▸ Records to use

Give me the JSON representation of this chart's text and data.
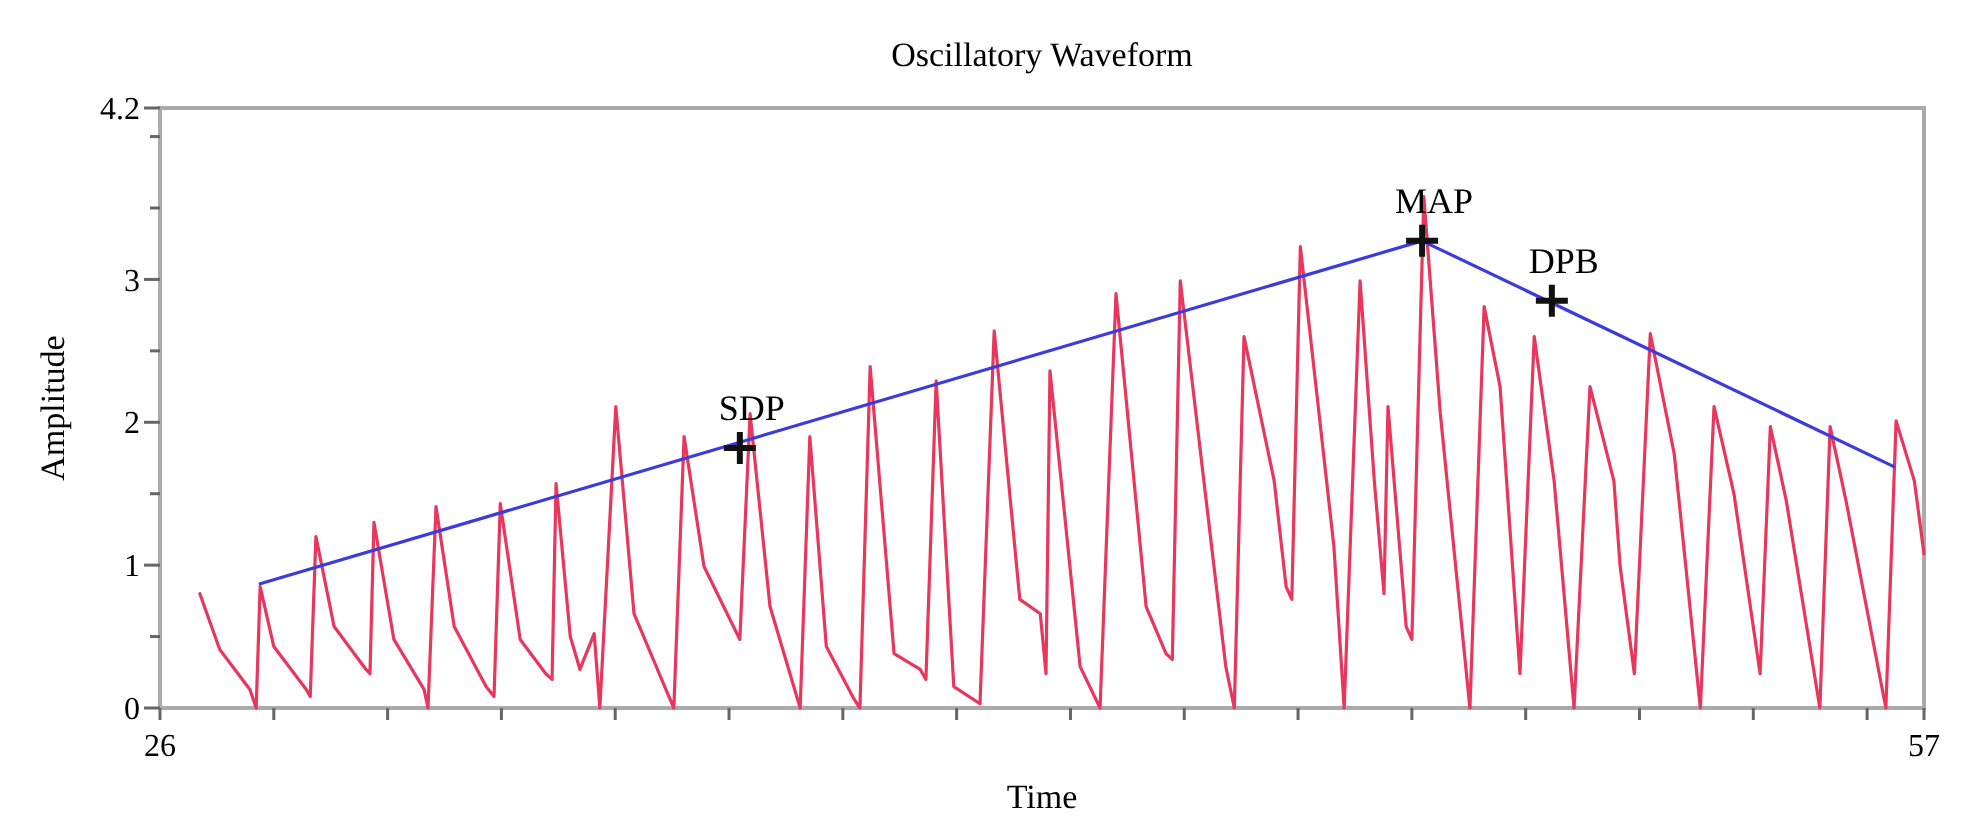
{
  "chart_data": {
    "type": "line",
    "title": "Oscillatory Waveform",
    "xlabel": "Time",
    "ylabel": "Amplitude",
    "xlim": [
      26,
      57
    ],
    "xticks": [
      26,
      {
        "value": 28,
        "label": null
      },
      {
        "value": 30,
        "label": null
      },
      {
        "value": 32,
        "label": null
      },
      {
        "value": 34,
        "label": null
      },
      {
        "value": 36,
        "label": null
      },
      {
        "value": 38,
        "label": null
      },
      {
        "value": 40,
        "label": null
      },
      {
        "value": 42,
        "label": null
      },
      {
        "value": 44,
        "label": null
      },
      {
        "value": 46,
        "label": null
      },
      {
        "value": 48,
        "label": null
      },
      {
        "value": 50,
        "label": null
      },
      {
        "value": 52,
        "label": null
      },
      {
        "value": 54,
        "label": null
      },
      {
        "value": 56,
        "label": null
      },
      57
    ],
    "ylim": [
      0,
      4.2
    ],
    "yticks": [
      0,
      {
        "value": 0.5,
        "label": null
      },
      1,
      {
        "value": 1.5,
        "label": null
      },
      2,
      {
        "value": 2.5,
        "label": null
      },
      3,
      {
        "value": 3.5,
        "label": null
      },
      {
        "value": 4,
        "label": null
      },
      4.2
    ],
    "grid": false,
    "series": [
      {
        "color": "#e8365d",
        "marker": "none",
        "line_style": "solid",
        "x": [
          26.7,
          27.05,
          27.58,
          27.69,
          27.76,
          28.0,
          28.57,
          28.64,
          28.74,
          29.06,
          29.62,
          29.69,
          29.76,
          30.11,
          30.64,
          30.71,
          30.85,
          31.17,
          31.73,
          31.87,
          31.98,
          32.33,
          32.78,
          32.89,
          32.96,
          33.21,
          33.38,
          33.63,
          33.73,
          34.01,
          34.33,
          34.89,
          35.03,
          35.21,
          35.56,
          36.19,
          36.37,
          36.72,
          37.25,
          37.42,
          37.71,
          38.2,
          38.3,
          38.48,
          38.9,
          39.36,
          39.46,
          39.64,
          39.95,
          40.41,
          40.66,
          41.11,
          41.47,
          41.57,
          41.64,
          42.17,
          42.52,
          42.8,
          43.33,
          43.68,
          43.79,
          43.93,
          44.73,
          44.88,
          45.05,
          45.58,
          45.79,
          45.89,
          46.04,
          46.63,
          46.81,
          47.09,
          47.34,
          47.51,
          47.58,
          47.9,
          48.0,
          48.21,
          48.5,
          49.02,
          49.27,
          49.55,
          49.9,
          50.15,
          50.5,
          50.85,
          51.13,
          51.55,
          51.66,
          51.91,
          52.19,
          52.61,
          53.07,
          53.31,
          53.66,
          54.12,
          54.3,
          54.58,
          55.17,
          55.35,
          55.63,
          56.33,
          56.51,
          56.83,
          57.0
        ],
        "values": [
          0.8,
          0.41,
          0.13,
          0,
          0.85,
          0.43,
          0.13,
          0.08,
          1.2,
          0.57,
          0.27,
          0.24,
          1.3,
          0.48,
          0.13,
          0,
          1.41,
          0.57,
          0.15,
          0.08,
          1.43,
          0.48,
          0.24,
          0.2,
          1.57,
          0.5,
          0.27,
          0.52,
          0,
          2.11,
          0.66,
          0.13,
          0,
          1.9,
          0.99,
          0.48,
          2.06,
          0.71,
          0,
          1.9,
          0.43,
          0.06,
          0,
          2.39,
          0.38,
          0.27,
          0.2,
          2.29,
          0.15,
          0.03,
          2.64,
          0.76,
          0.66,
          0.24,
          2.36,
          0.29,
          0,
          2.9,
          0.71,
          0.38,
          0.34,
          2.99,
          0.29,
          0,
          2.6,
          1.59,
          0.85,
          0.76,
          3.23,
          1.13,
          0,
          2.99,
          1.59,
          0.8,
          2.11,
          0.57,
          0.48,
          3.58,
          2.06,
          0,
          2.81,
          2.25,
          0.24,
          2.6,
          1.59,
          0,
          2.25,
          1.59,
          0.99,
          0.24,
          2.62,
          1.78,
          0,
          2.11,
          1.5,
          0.24,
          1.97,
          1.45,
          0,
          1.97,
          1.45,
          0,
          2.01,
          1.59,
          1.08
        ]
      },
      {
        "color": "#3c3cdc",
        "marker": "none",
        "line_style": "solid",
        "x": [
          27.76,
          48.18,
          56.47
        ],
        "values": [
          0.87,
          3.27,
          1.69
        ]
      },
      {
        "type": "scatter",
        "color": "#111111",
        "marker": "cross",
        "x": [
          36.19,
          48.18,
          50.46
        ],
        "values": [
          1.82,
          3.27,
          2.85
        ]
      }
    ],
    "annotations": [
      {
        "text": "SDP",
        "x": 36.19,
        "y": 1.82
      },
      {
        "text": "MAP",
        "x": 48.18,
        "y": 3.27
      },
      {
        "text": "DPB",
        "x": 50.46,
        "y": 2.85
      }
    ]
  }
}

▸ What you need to do
Leaving the pictures aside, transcribe the entire listing exactly.

▸ Solution to this problem
Give me the JSON representation of this chart's text and data.
{
  "chart_data": {
    "type": "line",
    "title": "Oscillatory Waveform",
    "xlabel": "Time",
    "ylabel": "Amplitude",
    "xlim": [
      26,
      57
    ],
    "xticks": [
      26,
      {
        "value": 28,
        "label": null
      },
      {
        "value": 30,
        "label": null
      },
      {
        "value": 32,
        "label": null
      },
      {
        "value": 34,
        "label": null
      },
      {
        "value": 36,
        "label": null
      },
      {
        "value": 38,
        "label": null
      },
      {
        "value": 40,
        "label": null
      },
      {
        "value": 42,
        "label": null
      },
      {
        "value": 44,
        "label": null
      },
      {
        "value": 46,
        "label": null
      },
      {
        "value": 48,
        "label": null
      },
      {
        "value": 50,
        "label": null
      },
      {
        "value": 52,
        "label": null
      },
      {
        "value": 54,
        "label": null
      },
      {
        "value": 56,
        "label": null
      },
      57
    ],
    "ylim": [
      0,
      4.2
    ],
    "yticks": [
      0,
      {
        "value": 0.5,
        "label": null
      },
      1,
      {
        "value": 1.5,
        "label": null
      },
      2,
      {
        "value": 2.5,
        "label": null
      },
      3,
      {
        "value": 3.5,
        "label": null
      },
      {
        "value": 4,
        "label": null
      },
      4.2
    ],
    "grid": false,
    "series": [
      {
        "color": "#e8365d",
        "marker": "none",
        "line_style": "solid",
        "x": [
          26.7,
          27.05,
          27.58,
          27.69,
          27.76,
          28.0,
          28.57,
          28.64,
          28.74,
          29.06,
          29.62,
          29.69,
          29.76,
          30.11,
          30.64,
          30.71,
          30.85,
          31.17,
          31.73,
          31.87,
          31.98,
          32.33,
          32.78,
          32.89,
          32.96,
          33.21,
          33.38,
          33.63,
          33.73,
          34.01,
          34.33,
          34.89,
          35.03,
          35.21,
          35.56,
          36.19,
          36.37,
          36.72,
          37.25,
          37.42,
          37.71,
          38.2,
          38.3,
          38.48,
          38.9,
          39.36,
          39.46,
          39.64,
          39.95,
          40.41,
          40.66,
          41.11,
          41.47,
          41.57,
          41.64,
          42.17,
          42.52,
          42.8,
          43.33,
          43.68,
          43.79,
          43.93,
          44.73,
          44.88,
          45.05,
          45.58,
          45.79,
          45.89,
          46.04,
          46.63,
          46.81,
          47.09,
          47.34,
          47.51,
          47.58,
          47.9,
          48.0,
          48.21,
          48.5,
          49.02,
          49.27,
          49.55,
          49.9,
          50.15,
          50.5,
          50.85,
          51.13,
          51.55,
          51.66,
          51.91,
          52.19,
          52.61,
          53.07,
          53.31,
          53.66,
          54.12,
          54.3,
          54.58,
          55.17,
          55.35,
          55.63,
          56.33,
          56.51,
          56.83,
          57.0
        ],
        "values": [
          0.8,
          0.41,
          0.13,
          0,
          0.85,
          0.43,
          0.13,
          0.08,
          1.2,
          0.57,
          0.27,
          0.24,
          1.3,
          0.48,
          0.13,
          0,
          1.41,
          0.57,
          0.15,
          0.08,
          1.43,
          0.48,
          0.24,
          0.2,
          1.57,
          0.5,
          0.27,
          0.52,
          0,
          2.11,
          0.66,
          0.13,
          0,
          1.9,
          0.99,
          0.48,
          2.06,
          0.71,
          0,
          1.9,
          0.43,
          0.06,
          0,
          2.39,
          0.38,
          0.27,
          0.2,
          2.29,
          0.15,
          0.03,
          2.64,
          0.76,
          0.66,
          0.24,
          2.36,
          0.29,
          0,
          2.9,
          0.71,
          0.38,
          0.34,
          2.99,
          0.29,
          0,
          2.6,
          1.59,
          0.85,
          0.76,
          3.23,
          1.13,
          0,
          2.99,
          1.59,
          0.8,
          2.11,
          0.57,
          0.48,
          3.58,
          2.06,
          0,
          2.81,
          2.25,
          0.24,
          2.6,
          1.59,
          0,
          2.25,
          1.59,
          0.99,
          0.24,
          2.62,
          1.78,
          0,
          2.11,
          1.5,
          0.24,
          1.97,
          1.45,
          0,
          1.97,
          1.45,
          0,
          2.01,
          1.59,
          1.08
        ]
      },
      {
        "color": "#3c3cdc",
        "marker": "none",
        "line_style": "solid",
        "x": [
          27.76,
          48.18,
          56.47
        ],
        "values": [
          0.87,
          3.27,
          1.69
        ]
      },
      {
        "type": "scatter",
        "color": "#111111",
        "marker": "cross",
        "x": [
          36.19,
          48.18,
          50.46
        ],
        "values": [
          1.82,
          3.27,
          2.85
        ]
      }
    ],
    "annotations": [
      {
        "text": "SDP",
        "x": 36.19,
        "y": 1.82
      },
      {
        "text": "MAP",
        "x": 48.18,
        "y": 3.27
      },
      {
        "text": "DPB",
        "x": 50.46,
        "y": 2.85
      }
    ]
  }
}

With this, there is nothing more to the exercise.